**Instructions to follow**
Write the data below out exactly as it stands. Do not include the pictures.

****************************************

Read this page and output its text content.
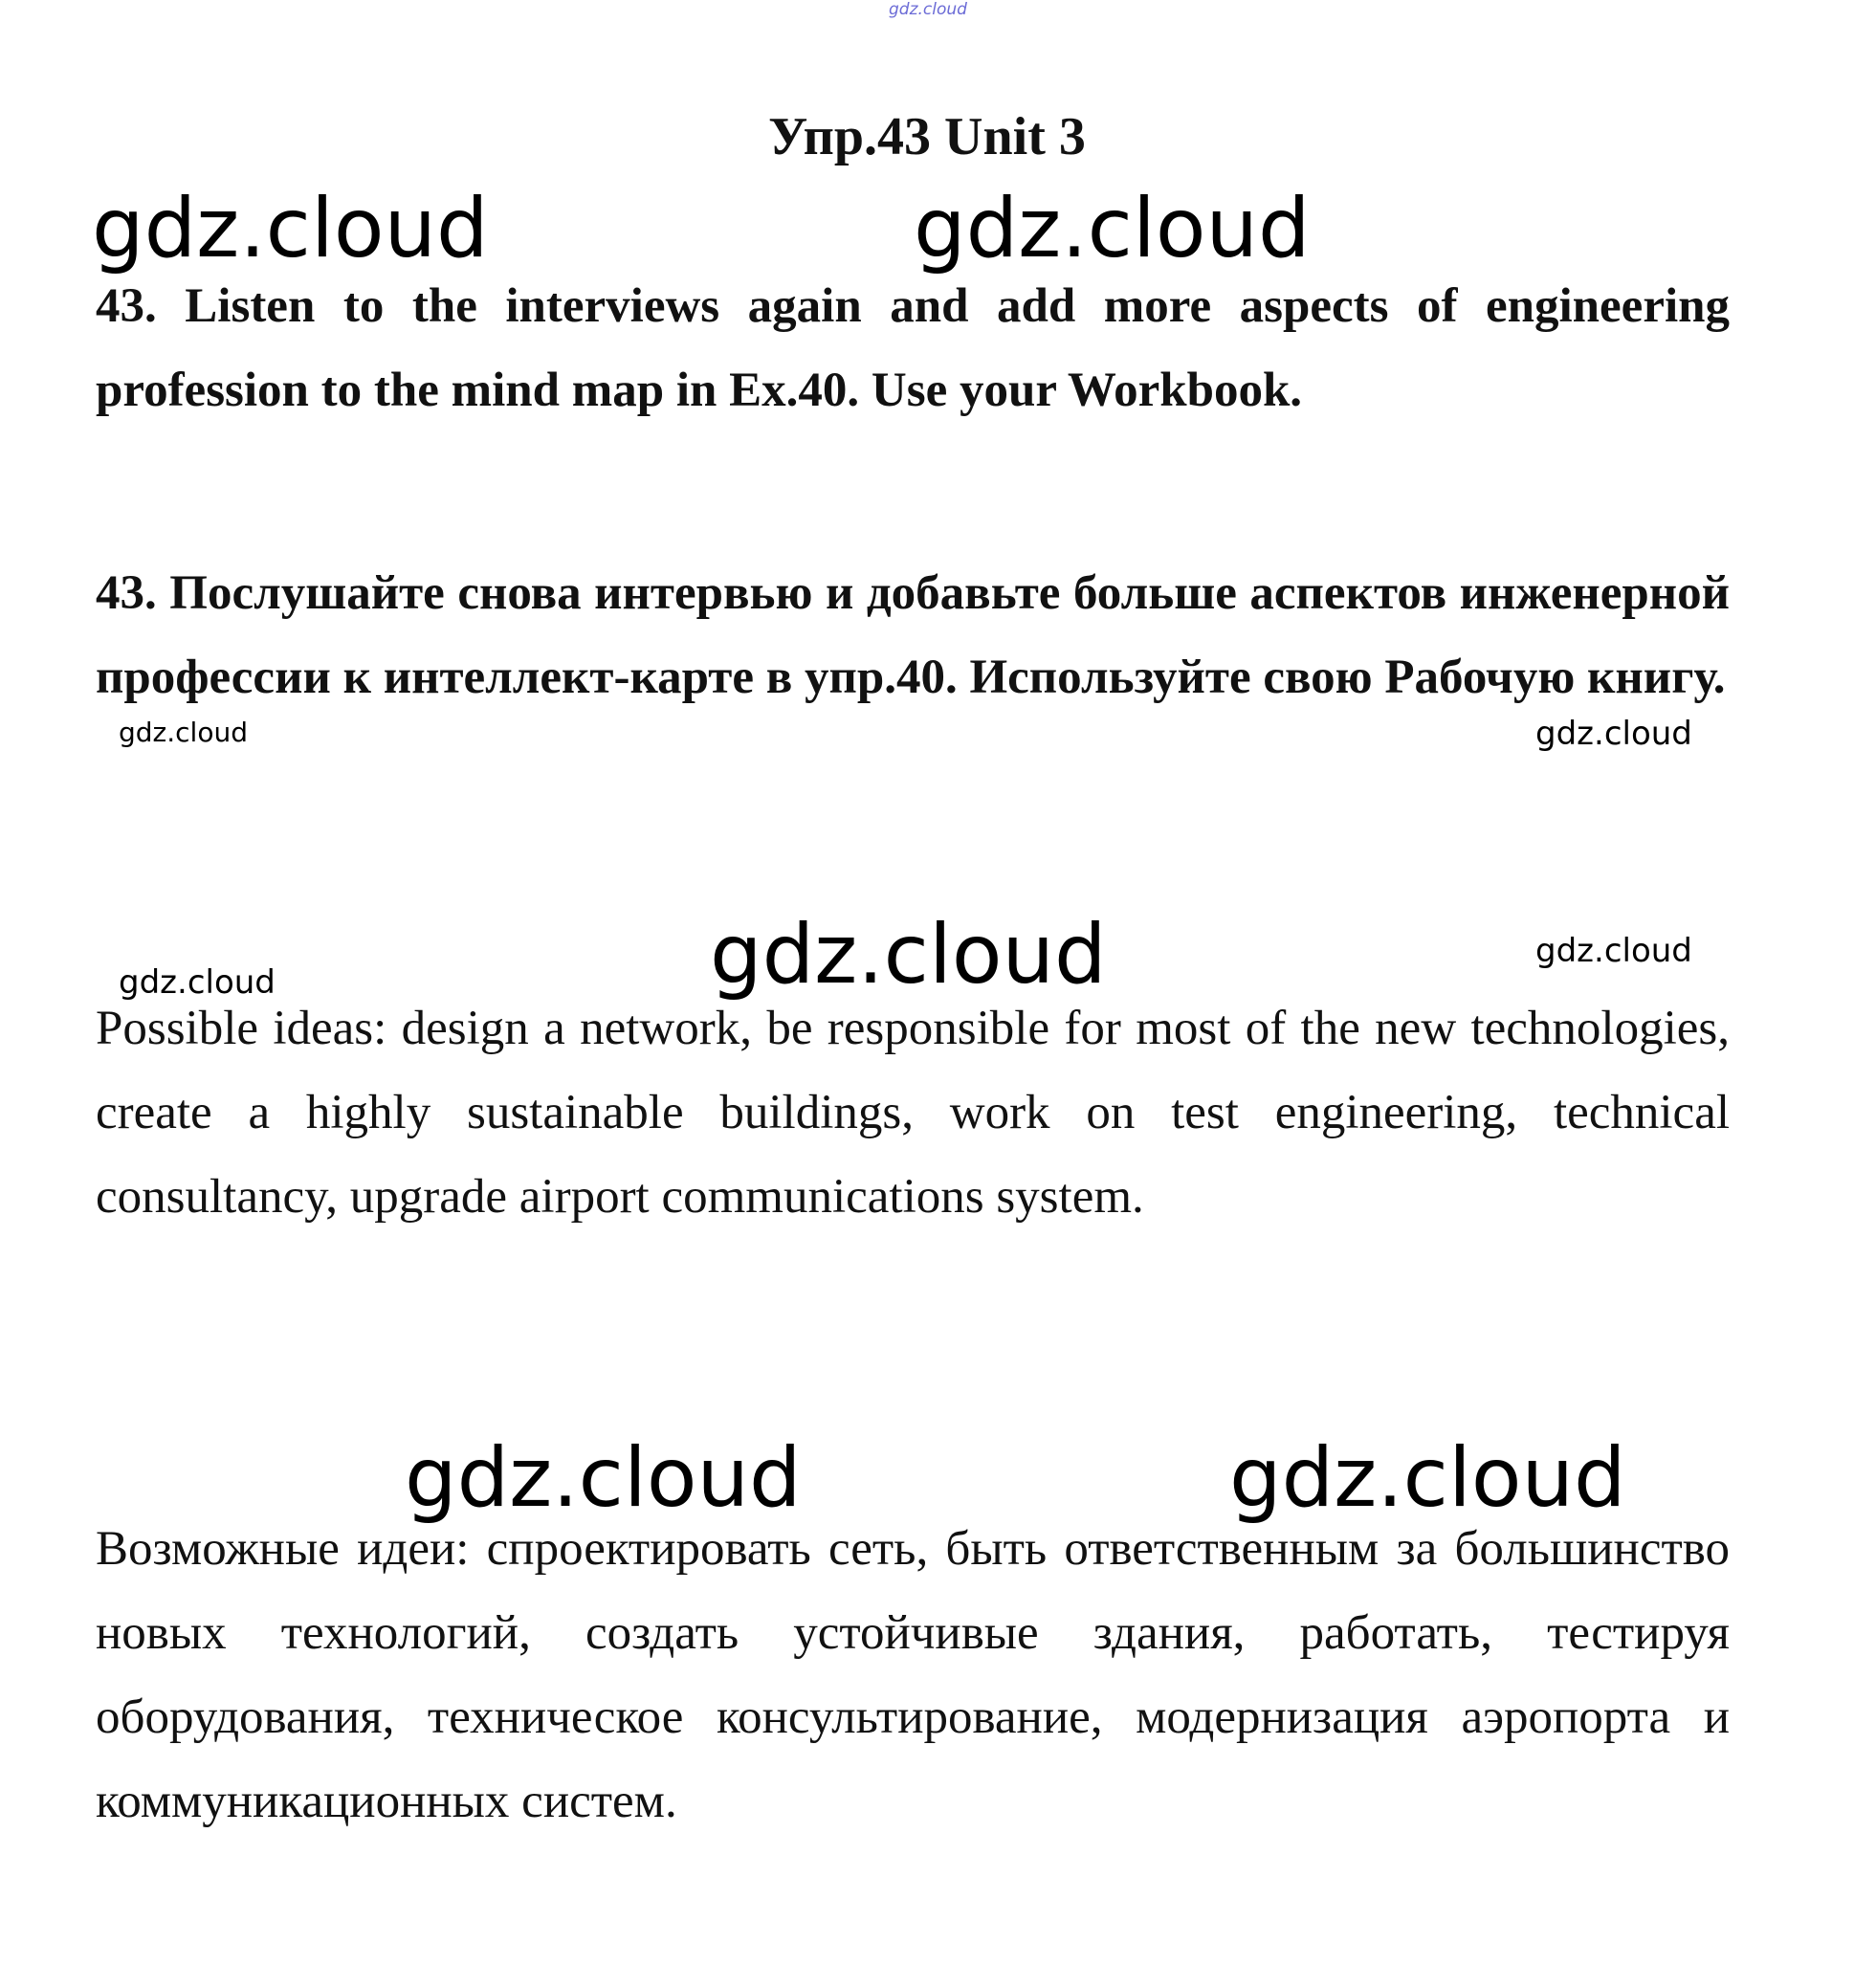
gdz.cloud
Упр.43 Unit 3
gdz.cloud	gdz.cloud
43. Listen to the interviews again and add more aspects of engineering profession to the mind map in Ex.40. Use your Workbook.
43. Послушайте снова интервью и добавьте больше аспектов инженерной профессии к интеллект-карте в упр.40. Используйте свою Рабочую книгу.
gdz.cloud	gdz.cloud
gdz.cloud
gdz.cloud
gdz.cloud
Possible ideas: design a network, be responsible for most of the new technologies, create a highly sustainable buildings, work on test engineering, technical consultancy, upgrade airport communications system.
gdz.cloud	gdz.cloud
Возможные идеи: спроектировать сеть, быть ответственным за большинство новых технологий, создать устойчивые здания, работать, тестируя оборудования, техническое консультирование, модернизация аэропорта и коммуникационных систем.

****************************************

**Reply to the task**
Read this page and output its text content.
gdz.cloud
Упр.43 Unit 3
gdz.cloud	gdz.cloud
43. Listen to the interviews again and add more aspects of engineering profession to the mind map in Ex.40. Use your Workbook.
43. Послушайте снова интервью и добавьте больше аспектов инженерной профессии к интеллект-карте в упр.40. Используйте свою Рабочую книгу.
gdz.cloud	gdz.cloud
gdz.cloud
gdz.cloud
gdz.cloud
Possible ideas: design a network, be responsible for most of the new technologies, create a highly sustainable buildings, work on test engineering, technical consultancy, upgrade airport communications system.
gdz.cloud	gdz.cloud
Возможные идеи: спроектировать сеть, быть ответственным за большинство новых технологий, создать устойчивые здания, работать, тестируя оборудования, техническое консультирование, модернизация аэропорта и коммуникационных систем.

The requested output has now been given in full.